Material for this task:
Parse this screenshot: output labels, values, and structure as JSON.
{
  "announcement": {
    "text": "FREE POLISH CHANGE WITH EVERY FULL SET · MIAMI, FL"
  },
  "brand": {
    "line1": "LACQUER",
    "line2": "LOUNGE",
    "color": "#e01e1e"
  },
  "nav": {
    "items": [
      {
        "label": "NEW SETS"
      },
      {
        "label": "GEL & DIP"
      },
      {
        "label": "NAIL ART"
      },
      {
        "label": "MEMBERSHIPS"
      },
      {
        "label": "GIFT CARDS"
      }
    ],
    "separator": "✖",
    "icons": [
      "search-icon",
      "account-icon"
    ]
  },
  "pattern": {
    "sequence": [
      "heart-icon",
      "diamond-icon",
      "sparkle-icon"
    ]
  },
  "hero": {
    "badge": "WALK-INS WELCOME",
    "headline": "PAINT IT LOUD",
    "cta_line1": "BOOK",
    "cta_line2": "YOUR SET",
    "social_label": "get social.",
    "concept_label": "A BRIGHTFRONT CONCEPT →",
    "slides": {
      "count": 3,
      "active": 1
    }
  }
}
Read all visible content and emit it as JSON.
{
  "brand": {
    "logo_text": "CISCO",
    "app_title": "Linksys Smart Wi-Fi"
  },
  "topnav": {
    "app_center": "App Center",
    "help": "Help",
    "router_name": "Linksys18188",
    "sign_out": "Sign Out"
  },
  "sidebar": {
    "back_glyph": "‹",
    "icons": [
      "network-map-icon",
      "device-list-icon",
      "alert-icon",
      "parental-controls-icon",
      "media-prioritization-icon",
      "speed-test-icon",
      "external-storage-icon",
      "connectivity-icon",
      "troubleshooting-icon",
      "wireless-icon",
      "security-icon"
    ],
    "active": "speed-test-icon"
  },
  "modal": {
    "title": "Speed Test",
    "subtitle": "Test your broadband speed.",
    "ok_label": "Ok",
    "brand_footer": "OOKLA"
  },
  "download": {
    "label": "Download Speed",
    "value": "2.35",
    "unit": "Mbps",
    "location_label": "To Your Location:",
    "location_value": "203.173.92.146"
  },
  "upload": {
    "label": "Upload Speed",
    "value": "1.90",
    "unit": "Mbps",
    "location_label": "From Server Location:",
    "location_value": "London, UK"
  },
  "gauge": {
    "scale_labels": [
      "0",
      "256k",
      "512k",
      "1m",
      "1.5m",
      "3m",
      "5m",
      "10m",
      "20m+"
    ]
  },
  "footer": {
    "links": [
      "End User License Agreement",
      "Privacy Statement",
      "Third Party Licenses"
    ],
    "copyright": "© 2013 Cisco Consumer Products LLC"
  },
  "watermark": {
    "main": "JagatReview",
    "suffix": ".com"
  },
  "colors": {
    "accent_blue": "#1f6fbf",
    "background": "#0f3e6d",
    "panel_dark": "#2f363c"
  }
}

...

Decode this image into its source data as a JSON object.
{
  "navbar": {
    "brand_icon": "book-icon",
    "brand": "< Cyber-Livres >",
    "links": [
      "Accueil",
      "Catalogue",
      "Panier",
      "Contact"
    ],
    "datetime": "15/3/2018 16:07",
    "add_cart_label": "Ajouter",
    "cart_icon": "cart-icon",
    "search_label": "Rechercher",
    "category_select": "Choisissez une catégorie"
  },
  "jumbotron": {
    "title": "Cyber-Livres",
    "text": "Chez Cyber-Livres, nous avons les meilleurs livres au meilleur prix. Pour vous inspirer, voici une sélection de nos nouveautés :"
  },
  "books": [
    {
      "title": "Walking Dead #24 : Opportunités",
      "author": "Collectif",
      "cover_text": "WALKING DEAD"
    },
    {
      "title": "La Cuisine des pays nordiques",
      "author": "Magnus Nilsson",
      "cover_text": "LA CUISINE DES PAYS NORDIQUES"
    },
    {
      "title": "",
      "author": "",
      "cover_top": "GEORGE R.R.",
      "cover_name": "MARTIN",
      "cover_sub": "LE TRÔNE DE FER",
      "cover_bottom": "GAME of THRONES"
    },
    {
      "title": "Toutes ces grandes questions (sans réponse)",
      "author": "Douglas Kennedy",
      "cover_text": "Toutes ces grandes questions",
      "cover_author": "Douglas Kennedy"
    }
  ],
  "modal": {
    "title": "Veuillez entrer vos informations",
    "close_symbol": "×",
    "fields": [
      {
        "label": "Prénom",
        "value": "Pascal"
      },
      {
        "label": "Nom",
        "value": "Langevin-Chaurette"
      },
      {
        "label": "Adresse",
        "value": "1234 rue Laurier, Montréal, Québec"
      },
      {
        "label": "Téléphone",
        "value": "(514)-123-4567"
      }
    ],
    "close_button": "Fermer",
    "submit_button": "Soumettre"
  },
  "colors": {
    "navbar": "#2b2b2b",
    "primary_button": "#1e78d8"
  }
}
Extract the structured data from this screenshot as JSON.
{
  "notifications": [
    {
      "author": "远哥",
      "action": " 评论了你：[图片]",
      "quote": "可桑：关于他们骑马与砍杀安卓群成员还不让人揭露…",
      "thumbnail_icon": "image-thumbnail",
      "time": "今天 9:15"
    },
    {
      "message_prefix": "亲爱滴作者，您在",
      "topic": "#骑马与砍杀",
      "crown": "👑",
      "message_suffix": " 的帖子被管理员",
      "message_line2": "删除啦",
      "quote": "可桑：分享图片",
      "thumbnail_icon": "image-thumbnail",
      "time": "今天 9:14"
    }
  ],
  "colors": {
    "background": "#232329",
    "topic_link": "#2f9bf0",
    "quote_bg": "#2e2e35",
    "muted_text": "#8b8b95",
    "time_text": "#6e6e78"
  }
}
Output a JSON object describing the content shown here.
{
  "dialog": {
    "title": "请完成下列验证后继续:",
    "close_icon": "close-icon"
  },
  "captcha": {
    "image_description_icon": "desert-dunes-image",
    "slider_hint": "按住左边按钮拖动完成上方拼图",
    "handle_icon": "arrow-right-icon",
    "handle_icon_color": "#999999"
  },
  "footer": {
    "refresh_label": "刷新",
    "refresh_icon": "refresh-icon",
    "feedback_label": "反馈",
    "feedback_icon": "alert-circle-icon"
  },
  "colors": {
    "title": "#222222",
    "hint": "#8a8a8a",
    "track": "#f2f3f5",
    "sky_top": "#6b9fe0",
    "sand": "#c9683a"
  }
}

Work required:
For each line in the data above that contains the string "questions", extract the line.

Result of the exercise:
      "title": "Toutes ces grandes questions (sans réponse)",
      "cover_text": "Toutes ces grandes questions",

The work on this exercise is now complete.